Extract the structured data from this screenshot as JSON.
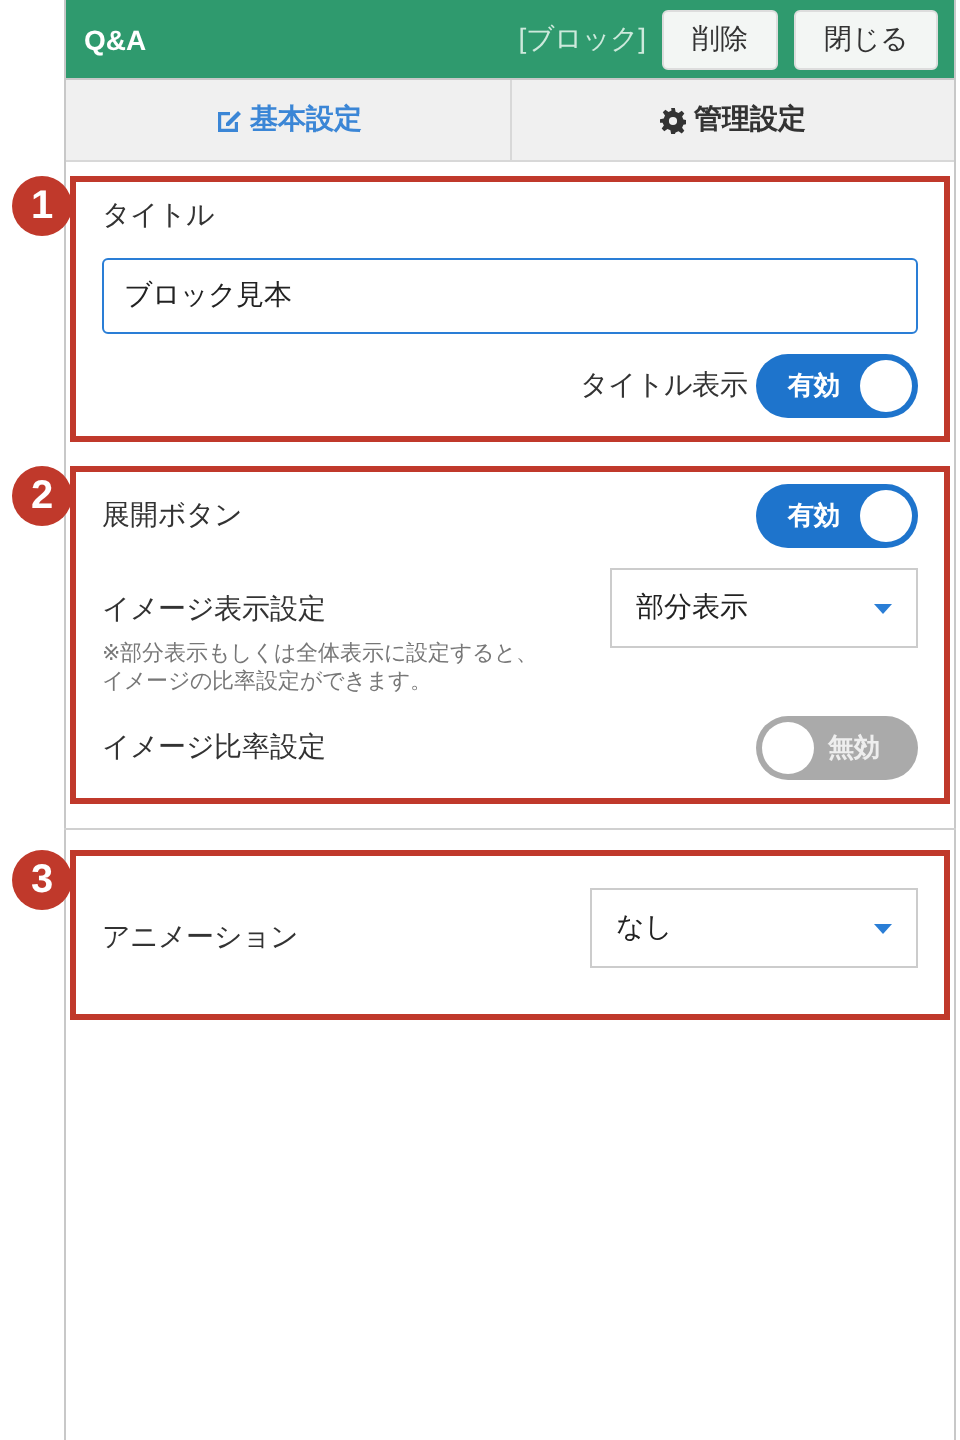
{
  "header": {
    "title": "Q&A",
    "tag": "[ブロック]",
    "buttons": [
      "削除",
      "閉じる"
    ]
  },
  "tabs": [
    {
      "label": "基本設定",
      "selected": true
    },
    {
      "label": "管理設定",
      "selected": false
    }
  ],
  "sections": [
    {
      "badge": "1",
      "divider_above": false,
      "items": [
        {
          "kind": "label",
          "label": "タイトル"
        },
        {
          "kind": "input",
          "value": "ブロック見本",
          "focused": true
        },
        {
          "kind": "inline-toggle",
          "label": "タイトル表示",
          "on": true,
          "state_text": "有効"
        }
      ]
    },
    {
      "badge": "2",
      "divider_above": false,
      "items": [
        {
          "kind": "toggle",
          "label": "展開ボタン",
          "on": true,
          "state_text": "有効"
        },
        {
          "kind": "select",
          "label": "イメージ表示設定",
          "value": "部分表示",
          "note": "※部分表示もしくは全体表示に設定すると、イメージの比率設定ができます。"
        },
        {
          "kind": "toggle",
          "label": "イメージ比率設定",
          "on": false,
          "state_text": "無効"
        }
      ]
    },
    {
      "badge": "3",
      "divider_above": true,
      "items": [
        {
          "kind": "select",
          "label": "アニメーション",
          "value": "なし"
        }
      ]
    }
  ]
}
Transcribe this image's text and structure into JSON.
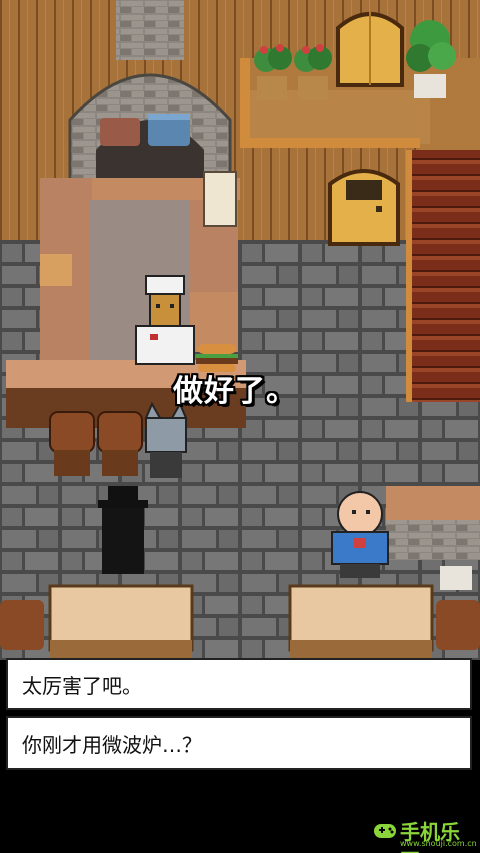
{
  "dialogue": {
    "npc_line": "做好了。",
    "choices": [
      {
        "label": "太厉害了吧。"
      },
      {
        "label": "你刚才用微波炉…？"
      }
    ]
  },
  "watermark": {
    "brand": "手机乐园",
    "url": "www.shouji.com.cn"
  },
  "colors": {
    "wall_wood": "#a8733a",
    "stone_floor": "#6e6e6e",
    "choice_bg": "#ffffff",
    "speech_text": "#ffffff",
    "watermark": "#8ad53a"
  }
}
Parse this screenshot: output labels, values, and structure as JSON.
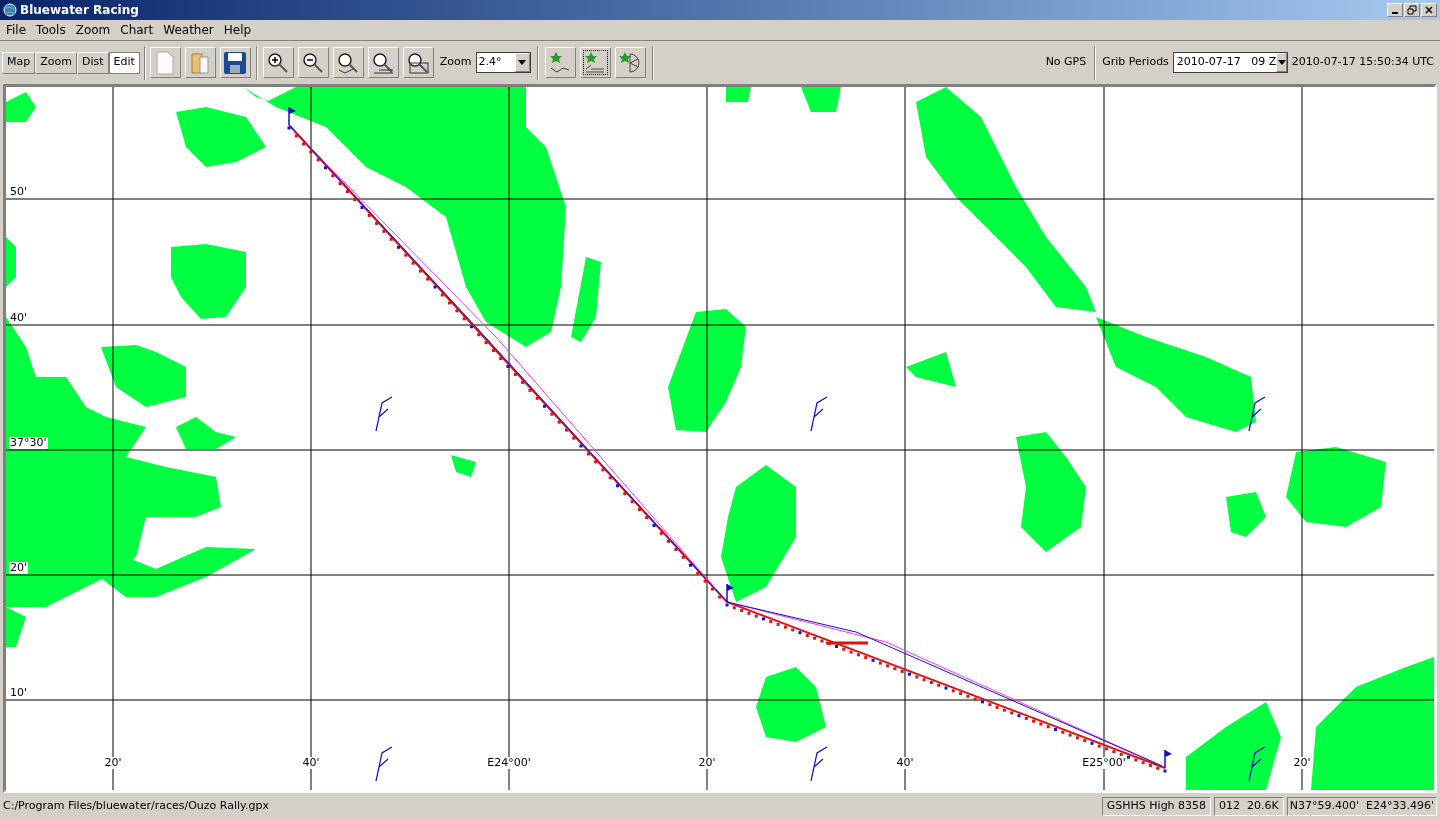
{
  "window": {
    "title": "Bluewater Racing"
  },
  "menu": [
    "File",
    "Tools",
    "Zoom",
    "Chart",
    "Weather",
    "Help"
  ],
  "modes": [
    {
      "label": "Map",
      "selected": false
    },
    {
      "label": "Zoom",
      "selected": false
    },
    {
      "label": "Dist",
      "selected": false
    },
    {
      "label": "Edit",
      "selected": true
    }
  ],
  "zoom": {
    "label": "Zoom",
    "value": "2.4°"
  },
  "route_tools": [
    {
      "kind": "route",
      "selected": false
    },
    {
      "kind": "track",
      "selected": true
    },
    {
      "kind": "polar",
      "selected": false
    }
  ],
  "gps": "No GPS",
  "grib": {
    "label": "Grib Periods",
    "value": "2010-07-17   09 Z"
  },
  "clock": "2010-07-17 15:50:34 UTC",
  "chart": {
    "lat_labels": [
      "50'",
      "40'",
      "37°30'",
      "20'",
      "10'"
    ],
    "lon_labels": [
      "20'",
      "40'",
      "E24°00'",
      "20'",
      "40'",
      "E25°00'",
      "20'"
    ]
  },
  "status_bar": {
    "file": "C:/Program Files/bluewater/races/Ouzo Rally.gpx",
    "coastline": "GSHHS High 8358",
    "zoom_info": "012  20.6K",
    "position": "N37°59.400'  E24°33.496'"
  }
}
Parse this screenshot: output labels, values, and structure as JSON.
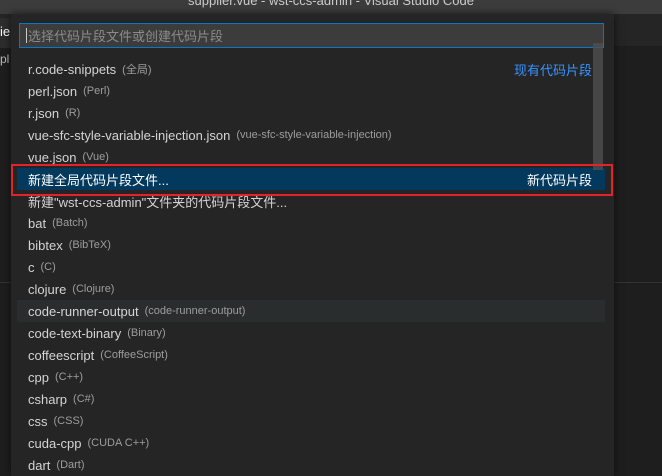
{
  "window": {
    "title": "supplier.vue - wst-ccs-admin - Visual Studio Code"
  },
  "background": {
    "left_tab_text": "ie",
    "left_text_2": "pl"
  },
  "quick_pick": {
    "placeholder": "选择代码片段文件或创建代码片段",
    "items": [
      {
        "label": "r.code-snippets",
        "desc": "(全局)",
        "separator": "现有代码片段"
      },
      {
        "label": "perl.json",
        "desc": "(Perl)",
        "separator": ""
      },
      {
        "label": "r.json",
        "desc": "(R)",
        "separator": ""
      },
      {
        "label": "vue-sfc-style-variable-injection.json",
        "desc": "(vue-sfc-style-variable-injection)",
        "separator": ""
      },
      {
        "label": "vue.json",
        "desc": "(Vue)",
        "separator": ""
      },
      {
        "label": "新建全局代码片段文件...",
        "desc": "",
        "separator": "新代码片段"
      },
      {
        "label": "新建\"wst-ccs-admin\"文件夹的代码片段文件...",
        "desc": "",
        "separator": ""
      },
      {
        "label": "bat",
        "desc": "(Batch)",
        "separator": ""
      },
      {
        "label": "bibtex",
        "desc": "(BibTeX)",
        "separator": ""
      },
      {
        "label": "c",
        "desc": "(C)",
        "separator": ""
      },
      {
        "label": "clojure",
        "desc": "(Clojure)",
        "separator": ""
      },
      {
        "label": "code-runner-output",
        "desc": "(code-runner-output)",
        "separator": ""
      },
      {
        "label": "code-text-binary",
        "desc": "(Binary)",
        "separator": ""
      },
      {
        "label": "coffeescript",
        "desc": "(CoffeeScript)",
        "separator": ""
      },
      {
        "label": "cpp",
        "desc": "(C++)",
        "separator": ""
      },
      {
        "label": "csharp",
        "desc": "(C#)",
        "separator": ""
      },
      {
        "label": "css",
        "desc": "(CSS)",
        "separator": ""
      },
      {
        "label": "cuda-cpp",
        "desc": "(CUDA C++)",
        "separator": ""
      },
      {
        "label": "dart",
        "desc": "(Dart)",
        "separator": ""
      }
    ]
  },
  "colors": {
    "accent": "#007acc",
    "selected_row": "#04395e",
    "highlight_border": "#e0242b",
    "separator_text": "#3794ff"
  }
}
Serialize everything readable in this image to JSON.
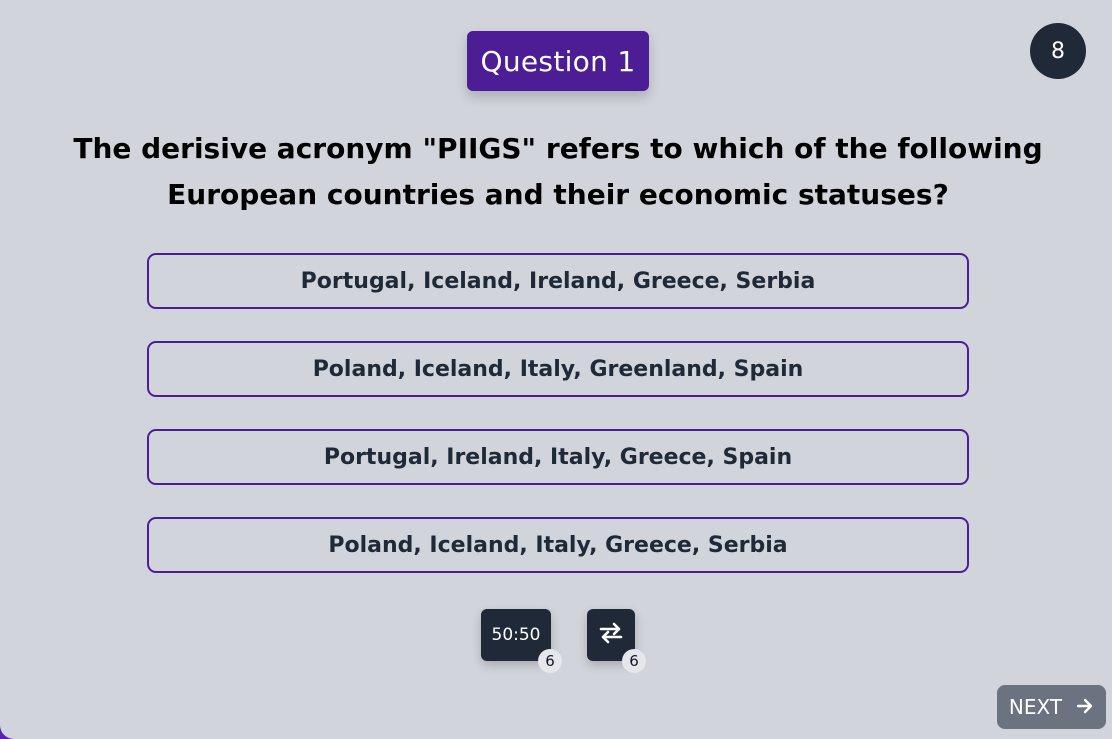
{
  "header": {
    "question_label": "Question 1",
    "timer_value": "8"
  },
  "question": {
    "text": "The derisive acronym \"PIIGS\" refers to which of the following European countries and their economic statuses?"
  },
  "answers": [
    {
      "label": "Portugal, Iceland, Ireland, Greece, Serbia"
    },
    {
      "label": "Poland, Iceland, Italy, Greenland, Spain"
    },
    {
      "label": "Portugal, Ireland, Italy, Greece, Spain"
    },
    {
      "label": "Poland, Iceland, Italy, Greece, Serbia"
    }
  ],
  "lifelines": {
    "fifty_fifty": {
      "label": "50:50",
      "count": "6",
      "icon": "fifty-fifty-icon"
    },
    "swap": {
      "count": "6",
      "icon": "swap-arrows-icon"
    }
  },
  "footer": {
    "next_label": "NEXT",
    "next_icon": "arrow-right-icon"
  },
  "colors": {
    "background": "#d1d5db",
    "accent": "#4c1d95",
    "dark": "#1f2937",
    "next_button": "#6b7280"
  }
}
---+---
* **WRITTEN EXERCISE**
Repeat the material above verbatim. Leave the pictures behind.

* **ANSWER**
Extract the structured data from this screenshot as JSON.
{
  "header": {
    "title": "Q&A",
    "tag": "[ブロック]",
    "buttons": [
      "削除",
      "閉じる"
    ]
  },
  "tabs": [
    {
      "label": "基本設定",
      "selected": true
    },
    {
      "label": "管理設定",
      "selected": false
    }
  ],
  "sections": [
    {
      "badge": "1",
      "divider_above": false,
      "items": [
        {
          "kind": "label",
          "label": "タイトル"
        },
        {
          "kind": "input",
          "value": "ブロック見本",
          "focused": true
        },
        {
          "kind": "inline-toggle",
          "label": "タイトル表示",
          "on": true,
          "state_text": "有効"
        }
      ]
    },
    {
      "badge": "2",
      "divider_above": false,
      "items": [
        {
          "kind": "toggle",
          "label": "展開ボタン",
          "on": true,
          "state_text": "有効"
        },
        {
          "kind": "select",
          "label": "イメージ表示設定",
          "value": "部分表示",
          "note": "※部分表示もしくは全体表示に設定すると、イメージの比率設定ができます。"
        },
        {
          "kind": "toggle",
          "label": "イメージ比率設定",
          "on": false,
          "state_text": "無効"
        }
      ]
    },
    {
      "badge": "3",
      "divider_above": true,
      "items": [
        {
          "kind": "select",
          "label": "アニメーション",
          "value": "なし"
        }
      ]
    }
  ]
}
Transcribe this image's text and structure into JSON.
{
  "dialogue": {
    "npc_line": "做好了。",
    "choices": [
      {
        "label": "太厉害了吧。"
      },
      {
        "label": "你刚才用微波炉…？"
      }
    ]
  },
  "watermark": {
    "brand": "手机乐园",
    "url": "www.shouji.com.cn"
  },
  "colors": {
    "wall_wood": "#a8733a",
    "stone_floor": "#6e6e6e",
    "choice_bg": "#ffffff",
    "speech_text": "#ffffff",
    "watermark": "#8ad53a"
  }
}
Parse this screenshot: output labels, values, and structure as JSON.
{
  "window": {
    "title": "Bluewater Racing"
  },
  "menu": [
    "File",
    "Tools",
    "Zoom",
    "Chart",
    "Weather",
    "Help"
  ],
  "modes": [
    {
      "label": "Map",
      "selected": false
    },
    {
      "label": "Zoom",
      "selected": false
    },
    {
      "label": "Dist",
      "selected": false
    },
    {
      "label": "Edit",
      "selected": true
    }
  ],
  "zoom": {
    "label": "Zoom",
    "value": "2.4°"
  },
  "route_tools": [
    {
      "kind": "route",
      "selected": false
    },
    {
      "kind": "track",
      "selected": true
    },
    {
      "kind": "polar",
      "selected": false
    }
  ],
  "gps": "No GPS",
  "grib": {
    "label": "Grib Periods",
    "value": "2010-07-17   09 Z"
  },
  "clock": "2010-07-17 15:50:34 UTC",
  "chart": {
    "lat_labels": [
      "50'",
      "40'",
      "37°30'",
      "20'",
      "10'"
    ],
    "lon_labels": [
      "20'",
      "40'",
      "E24°00'",
      "20'",
      "40'",
      "E25°00'",
      "20'"
    ]
  },
  "status_bar": {
    "file": "C:/Program Files/bluewater/races/Ouzo Rally.gpx",
    "coastline": "GSHHS High 8358",
    "zoom_info": "012  20.6K",
    "position": "N37°59.400'  E24°33.496'"
  }
}
Parse this screenshot: output labels, values, and structure as JSON.
{
  "window": {
    "title": "supplier.vue - wst-ccs-admin - Visual Studio Code"
  },
  "background": {
    "left_tab_text": "ie",
    "left_text_2": "pl"
  },
  "quick_pick": {
    "placeholder": "选择代码片段文件或创建代码片段",
    "items": [
      {
        "label": "r.code-snippets",
        "desc": "(全局)",
        "separator": "现有代码片段"
      },
      {
        "label": "perl.json",
        "desc": "(Perl)",
        "separator": ""
      },
      {
        "label": "r.json",
        "desc": "(R)",
        "separator": ""
      },
      {
        "label": "vue-sfc-style-variable-injection.json",
        "desc": "(vue-sfc-style-variable-injection)",
        "separator": ""
      },
      {
        "label": "vue.json",
        "desc": "(Vue)",
        "separator": ""
      },
      {
        "label": "新建全局代码片段文件...",
        "desc": "",
        "separator": "新代码片段"
      },
      {
        "label": "新建\"wst-ccs-admin\"文件夹的代码片段文件...",
        "desc": "",
        "separator": ""
      },
      {
        "label": "bat",
        "desc": "(Batch)",
        "separator": ""
      },
      {
        "label": "bibtex",
        "desc": "(BibTeX)",
        "separator": ""
      },
      {
        "label": "c",
        "desc": "(C)",
        "separator": ""
      },
      {
        "label": "clojure",
        "desc": "(Clojure)",
        "separator": ""
      },
      {
        "label": "code-runner-output",
        "desc": "(code-runner-output)",
        "separator": ""
      },
      {
        "label": "code-text-binary",
        "desc": "(Binary)",
        "separator": ""
      },
      {
        "label": "coffeescript",
        "desc": "(CoffeeScript)",
        "separator": ""
      },
      {
        "label": "cpp",
        "desc": "(C++)",
        "separator": ""
      },
      {
        "label": "csharp",
        "desc": "(C#)",
        "separator": ""
      },
      {
        "label": "css",
        "desc": "(CSS)",
        "separator": ""
      },
      {
        "label": "cuda-cpp",
        "desc": "(CUDA C++)",
        "separator": ""
      },
      {
        "label": "dart",
        "desc": "(Dart)",
        "separator": ""
      }
    ]
  },
  "colors": {
    "accent": "#007acc",
    "selected_row": "#04395e",
    "highlight_border": "#e0242b",
    "separator_text": "#3794ff"
  }
}
Serialize everything readable in this image to JSON.
{
  "header": {
    "question_label": "Question 1",
    "timer_value": "8"
  },
  "question": {
    "text": "The derisive acronym \"PIIGS\" refers to which of the following European countries and their economic statuses?"
  },
  "answers": [
    {
      "label": "Portugal, Iceland, Ireland, Greece, Serbia"
    },
    {
      "label": "Poland, Iceland, Italy, Greenland, Spain"
    },
    {
      "label": "Portugal, Ireland, Italy, Greece, Spain"
    },
    {
      "label": "Poland, Iceland, Italy, Greece, Serbia"
    }
  ],
  "lifelines": {
    "fifty_fifty": {
      "label": "50:50",
      "count": "6",
      "icon": "fifty-fifty-icon"
    },
    "swap": {
      "count": "6",
      "icon": "swap-arrows-icon"
    }
  },
  "footer": {
    "next_label": "NEXT",
    "next_icon": "arrow-right-icon"
  },
  "colors": {
    "background": "#d1d5db",
    "accent": "#4c1d95",
    "dark": "#1f2937",
    "next_button": "#6b7280"
  }
}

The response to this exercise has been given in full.